• **The problem**
Copy out all lines of the material below, substituting "key-label" for every occurrence of "legend-label". Leave everything else unchanged.

Listings of boxed layout items:
## begin
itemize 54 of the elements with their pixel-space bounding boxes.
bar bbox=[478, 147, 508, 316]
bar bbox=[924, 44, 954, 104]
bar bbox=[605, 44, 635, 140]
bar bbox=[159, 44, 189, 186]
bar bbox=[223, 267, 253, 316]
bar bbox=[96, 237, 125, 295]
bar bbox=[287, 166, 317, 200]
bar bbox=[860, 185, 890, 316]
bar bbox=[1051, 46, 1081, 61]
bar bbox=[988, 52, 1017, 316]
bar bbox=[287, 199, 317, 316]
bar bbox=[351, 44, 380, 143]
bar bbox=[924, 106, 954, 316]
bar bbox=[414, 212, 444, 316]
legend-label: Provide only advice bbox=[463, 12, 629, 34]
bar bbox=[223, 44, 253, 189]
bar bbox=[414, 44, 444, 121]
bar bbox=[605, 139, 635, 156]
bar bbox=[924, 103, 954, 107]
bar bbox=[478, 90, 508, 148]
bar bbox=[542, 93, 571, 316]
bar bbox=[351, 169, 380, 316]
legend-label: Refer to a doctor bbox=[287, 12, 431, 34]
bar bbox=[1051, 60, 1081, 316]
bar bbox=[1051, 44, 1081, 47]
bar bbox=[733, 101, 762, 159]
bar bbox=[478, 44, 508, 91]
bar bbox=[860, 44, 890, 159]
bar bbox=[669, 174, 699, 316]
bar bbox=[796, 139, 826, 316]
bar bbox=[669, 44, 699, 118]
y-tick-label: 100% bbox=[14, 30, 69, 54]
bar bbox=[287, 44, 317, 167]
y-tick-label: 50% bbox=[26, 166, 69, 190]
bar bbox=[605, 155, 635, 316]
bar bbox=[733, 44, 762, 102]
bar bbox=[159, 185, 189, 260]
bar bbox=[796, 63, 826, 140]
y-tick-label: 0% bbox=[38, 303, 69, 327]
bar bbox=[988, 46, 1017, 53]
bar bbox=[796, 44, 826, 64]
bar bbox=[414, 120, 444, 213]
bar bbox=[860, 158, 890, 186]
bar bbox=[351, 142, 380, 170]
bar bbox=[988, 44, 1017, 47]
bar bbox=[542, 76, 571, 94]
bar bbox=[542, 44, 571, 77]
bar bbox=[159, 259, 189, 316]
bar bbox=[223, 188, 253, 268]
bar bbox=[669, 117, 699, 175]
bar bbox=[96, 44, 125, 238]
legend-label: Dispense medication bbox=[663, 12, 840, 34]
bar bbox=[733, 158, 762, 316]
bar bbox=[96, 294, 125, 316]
## end
• **Written solution**
itemize 54 of the elements with their pixel-space bounding boxes.
bar bbox=[478, 147, 508, 316]
bar bbox=[924, 44, 954, 104]
bar bbox=[605, 44, 635, 140]
bar bbox=[159, 44, 189, 186]
bar bbox=[223, 267, 253, 316]
bar bbox=[96, 237, 125, 295]
bar bbox=[287, 166, 317, 200]
bar bbox=[860, 185, 890, 316]
bar bbox=[1051, 46, 1081, 61]
bar bbox=[988, 52, 1017, 316]
bar bbox=[287, 199, 317, 316]
bar bbox=[351, 44, 380, 143]
bar bbox=[924, 106, 954, 316]
bar bbox=[414, 212, 444, 316]
key-label: Provide only advice bbox=[463, 12, 629, 34]
bar bbox=[223, 44, 253, 189]
bar bbox=[414, 44, 444, 121]
bar bbox=[605, 139, 635, 156]
bar bbox=[924, 103, 954, 107]
bar bbox=[478, 90, 508, 148]
bar bbox=[542, 93, 571, 316]
bar bbox=[351, 169, 380, 316]
key-label: Refer to a doctor bbox=[287, 12, 431, 34]
bar bbox=[1051, 60, 1081, 316]
bar bbox=[1051, 44, 1081, 47]
bar bbox=[733, 101, 762, 159]
bar bbox=[478, 44, 508, 91]
bar bbox=[860, 44, 890, 159]
bar bbox=[669, 174, 699, 316]
bar bbox=[796, 139, 826, 316]
bar bbox=[669, 44, 699, 118]
y-tick-label: 100% bbox=[14, 30, 69, 54]
bar bbox=[287, 44, 317, 167]
y-tick-label: 50% bbox=[26, 166, 69, 190]
bar bbox=[605, 155, 635, 316]
bar bbox=[733, 44, 762, 102]
bar bbox=[159, 185, 189, 260]
bar bbox=[796, 63, 826, 140]
y-tick-label: 0% bbox=[38, 303, 69, 327]
bar bbox=[988, 46, 1017, 53]
bar bbox=[796, 44, 826, 64]
bar bbox=[414, 120, 444, 213]
bar bbox=[860, 158, 890, 186]
bar bbox=[351, 142, 380, 170]
bar bbox=[988, 44, 1017, 47]
bar bbox=[542, 76, 571, 94]
bar bbox=[542, 44, 571, 77]
bar bbox=[159, 259, 189, 316]
bar bbox=[223, 188, 253, 268]
bar bbox=[669, 117, 699, 175]
bar bbox=[96, 44, 125, 238]
key-label: Dispense medication bbox=[663, 12, 840, 34]
bar bbox=[733, 158, 762, 316]
bar bbox=[96, 294, 125, 316]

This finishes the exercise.